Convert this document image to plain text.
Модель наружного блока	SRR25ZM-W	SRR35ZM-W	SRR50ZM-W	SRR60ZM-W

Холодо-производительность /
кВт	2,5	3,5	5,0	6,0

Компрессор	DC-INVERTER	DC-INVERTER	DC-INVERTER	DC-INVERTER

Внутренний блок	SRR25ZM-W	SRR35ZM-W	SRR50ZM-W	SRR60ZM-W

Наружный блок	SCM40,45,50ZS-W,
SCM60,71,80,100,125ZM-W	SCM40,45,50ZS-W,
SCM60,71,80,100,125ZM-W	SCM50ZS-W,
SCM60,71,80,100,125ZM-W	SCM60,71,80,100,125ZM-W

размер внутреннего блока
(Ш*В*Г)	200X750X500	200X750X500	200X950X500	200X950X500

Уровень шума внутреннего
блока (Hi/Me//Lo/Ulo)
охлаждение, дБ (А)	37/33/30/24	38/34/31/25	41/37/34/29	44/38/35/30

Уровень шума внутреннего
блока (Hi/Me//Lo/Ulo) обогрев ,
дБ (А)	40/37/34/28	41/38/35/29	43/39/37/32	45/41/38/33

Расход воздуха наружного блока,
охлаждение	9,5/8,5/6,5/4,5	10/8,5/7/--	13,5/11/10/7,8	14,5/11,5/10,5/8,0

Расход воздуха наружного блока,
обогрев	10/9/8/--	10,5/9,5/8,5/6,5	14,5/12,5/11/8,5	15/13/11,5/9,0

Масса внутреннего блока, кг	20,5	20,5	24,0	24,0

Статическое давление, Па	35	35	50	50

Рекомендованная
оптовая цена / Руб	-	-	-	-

──────

▸ Written problem:
Take the listing above and write it out again exactly.

▸ Solution for this problem:
Convert this document image to plain text.
Модель наружного блока	SRR25ZM-W	SRR35ZM-W	SRR50ZM-W	SRR60ZM-W

Холодо-производительность /
кВт	2,5	3,5	5,0	6,0

Компрессор	DC-INVERTER	DC-INVERTER	DC-INVERTER	DC-INVERTER

Внутренний блок	SRR25ZM-W	SRR35ZM-W	SRR50ZM-W	SRR60ZM-W

Наружный блок	SCM40,45,50ZS-W,
SCM60,71,80,100,125ZM-W	SCM40,45,50ZS-W,
SCM60,71,80,100,125ZM-W	SCM50ZS-W,
SCM60,71,80,100,125ZM-W	SCM60,71,80,100,125ZM-W

размер внутреннего блока
(Ш*В*Г)	200X750X500	200X750X500	200X950X500	200X950X500

Уровень шума внутреннего
блока (Hi/Me//Lo/Ulo)
охлаждение, дБ (А)	37/33/30/24	38/34/31/25	41/37/34/29	44/38/35/30

Уровень шума внутреннего
блока (Hi/Me//Lo/Ulo) обогрев ,
дБ (А)	40/37/34/28	41/38/35/29	43/39/37/32	45/41/38/33

Расход воздуха наружного блока,
охлаждение	9,5/8,5/6,5/4,5	10/8,5/7/--	13,5/11/10/7,8	14,5/11,5/10,5/8,0

Расход воздуха наружного блока,
обогрев	10/9/8/--	10,5/9,5/8,5/6,5	14,5/12,5/11/8,5	15/13/11,5/9,0

Масса внутреннего блока, кг	20,5	20,5	24,0	24,0

Статическое давление, Па	35	35	50	50

Рекомендованная
оптовая цена / Руб	-	-	-	-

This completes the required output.